**Collected data:**
╔══

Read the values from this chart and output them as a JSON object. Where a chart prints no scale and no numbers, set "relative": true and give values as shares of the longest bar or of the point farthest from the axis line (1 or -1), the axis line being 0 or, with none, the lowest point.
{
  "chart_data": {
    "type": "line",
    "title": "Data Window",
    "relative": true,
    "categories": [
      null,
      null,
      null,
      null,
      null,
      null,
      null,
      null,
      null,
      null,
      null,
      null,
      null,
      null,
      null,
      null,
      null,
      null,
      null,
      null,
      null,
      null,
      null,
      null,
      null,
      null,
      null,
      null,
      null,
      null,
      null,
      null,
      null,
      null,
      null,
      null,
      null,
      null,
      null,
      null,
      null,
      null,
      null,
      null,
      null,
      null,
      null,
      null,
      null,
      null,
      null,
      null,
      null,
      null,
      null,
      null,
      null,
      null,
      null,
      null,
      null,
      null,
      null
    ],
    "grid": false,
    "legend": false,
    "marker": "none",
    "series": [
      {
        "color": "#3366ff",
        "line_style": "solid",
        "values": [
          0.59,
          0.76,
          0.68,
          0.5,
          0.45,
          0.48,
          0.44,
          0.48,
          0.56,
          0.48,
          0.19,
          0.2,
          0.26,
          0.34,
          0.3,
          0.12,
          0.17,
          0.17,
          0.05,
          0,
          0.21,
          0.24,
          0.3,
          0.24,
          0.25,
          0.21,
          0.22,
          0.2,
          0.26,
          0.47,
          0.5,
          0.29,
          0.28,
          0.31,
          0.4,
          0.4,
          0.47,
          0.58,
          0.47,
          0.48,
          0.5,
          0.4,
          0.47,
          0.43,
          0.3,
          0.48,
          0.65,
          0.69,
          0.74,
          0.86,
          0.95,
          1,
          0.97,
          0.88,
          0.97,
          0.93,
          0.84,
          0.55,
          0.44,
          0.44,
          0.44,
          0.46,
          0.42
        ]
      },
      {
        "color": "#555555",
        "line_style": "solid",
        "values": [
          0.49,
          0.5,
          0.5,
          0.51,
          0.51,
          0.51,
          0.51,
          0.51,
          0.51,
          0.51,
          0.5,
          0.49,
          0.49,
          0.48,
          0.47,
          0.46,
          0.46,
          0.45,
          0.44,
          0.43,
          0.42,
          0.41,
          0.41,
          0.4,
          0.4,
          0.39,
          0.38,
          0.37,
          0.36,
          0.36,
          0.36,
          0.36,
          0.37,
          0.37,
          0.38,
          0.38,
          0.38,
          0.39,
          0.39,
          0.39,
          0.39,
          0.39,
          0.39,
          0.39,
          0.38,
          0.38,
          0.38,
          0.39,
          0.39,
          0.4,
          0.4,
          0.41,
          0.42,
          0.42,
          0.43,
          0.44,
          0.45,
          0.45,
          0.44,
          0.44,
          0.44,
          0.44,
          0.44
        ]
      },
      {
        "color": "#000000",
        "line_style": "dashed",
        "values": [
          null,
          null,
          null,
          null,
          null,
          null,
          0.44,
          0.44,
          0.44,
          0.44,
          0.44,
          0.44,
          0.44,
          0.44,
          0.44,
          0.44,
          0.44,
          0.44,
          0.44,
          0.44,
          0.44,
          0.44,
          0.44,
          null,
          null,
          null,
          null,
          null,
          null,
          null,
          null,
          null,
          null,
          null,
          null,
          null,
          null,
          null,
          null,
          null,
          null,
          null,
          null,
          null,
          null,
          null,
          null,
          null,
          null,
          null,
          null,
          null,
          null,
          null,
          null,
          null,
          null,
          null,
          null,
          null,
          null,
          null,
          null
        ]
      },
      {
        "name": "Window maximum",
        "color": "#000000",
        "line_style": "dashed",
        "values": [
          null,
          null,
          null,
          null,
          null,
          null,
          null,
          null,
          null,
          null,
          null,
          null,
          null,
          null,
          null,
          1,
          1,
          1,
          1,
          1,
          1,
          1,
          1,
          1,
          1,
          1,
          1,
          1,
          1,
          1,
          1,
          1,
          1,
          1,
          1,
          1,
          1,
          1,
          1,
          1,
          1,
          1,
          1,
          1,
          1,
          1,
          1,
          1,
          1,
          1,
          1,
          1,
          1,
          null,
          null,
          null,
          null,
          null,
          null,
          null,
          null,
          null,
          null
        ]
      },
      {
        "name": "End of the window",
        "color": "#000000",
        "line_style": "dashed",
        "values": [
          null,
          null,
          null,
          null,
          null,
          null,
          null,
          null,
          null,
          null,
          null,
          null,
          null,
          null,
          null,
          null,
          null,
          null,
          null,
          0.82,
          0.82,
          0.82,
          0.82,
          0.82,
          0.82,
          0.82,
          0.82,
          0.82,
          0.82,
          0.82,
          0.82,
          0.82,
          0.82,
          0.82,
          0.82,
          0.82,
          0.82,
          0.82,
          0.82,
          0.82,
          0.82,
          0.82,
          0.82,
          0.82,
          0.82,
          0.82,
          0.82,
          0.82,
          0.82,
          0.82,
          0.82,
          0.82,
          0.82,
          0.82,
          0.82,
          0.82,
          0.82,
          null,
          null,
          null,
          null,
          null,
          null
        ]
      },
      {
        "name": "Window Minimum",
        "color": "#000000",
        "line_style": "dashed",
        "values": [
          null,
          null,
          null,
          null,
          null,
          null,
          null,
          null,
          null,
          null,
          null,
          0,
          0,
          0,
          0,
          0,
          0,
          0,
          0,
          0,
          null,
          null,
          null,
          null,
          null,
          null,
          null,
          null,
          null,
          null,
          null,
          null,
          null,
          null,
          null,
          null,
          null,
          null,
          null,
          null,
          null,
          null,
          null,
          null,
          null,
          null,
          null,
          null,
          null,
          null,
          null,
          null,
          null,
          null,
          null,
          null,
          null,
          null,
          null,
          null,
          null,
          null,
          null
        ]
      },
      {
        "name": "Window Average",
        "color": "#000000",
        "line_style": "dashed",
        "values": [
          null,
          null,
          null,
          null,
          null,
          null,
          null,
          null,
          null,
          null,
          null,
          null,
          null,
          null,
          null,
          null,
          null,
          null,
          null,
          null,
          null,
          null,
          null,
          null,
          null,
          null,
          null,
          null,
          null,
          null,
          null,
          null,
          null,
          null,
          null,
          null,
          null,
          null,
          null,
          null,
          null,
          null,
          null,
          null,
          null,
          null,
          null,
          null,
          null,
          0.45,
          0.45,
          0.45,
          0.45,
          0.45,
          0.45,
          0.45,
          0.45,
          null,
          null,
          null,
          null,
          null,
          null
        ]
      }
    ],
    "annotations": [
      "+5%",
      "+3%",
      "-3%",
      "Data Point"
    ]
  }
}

╚══

**What needs to be done:** Gather each line of the listing that holds the string "name".

**Solution:**
        "name": "Window maximum",
        "name": "End of the window",
        "name": "Window Minimum",
        "name": "Window Average",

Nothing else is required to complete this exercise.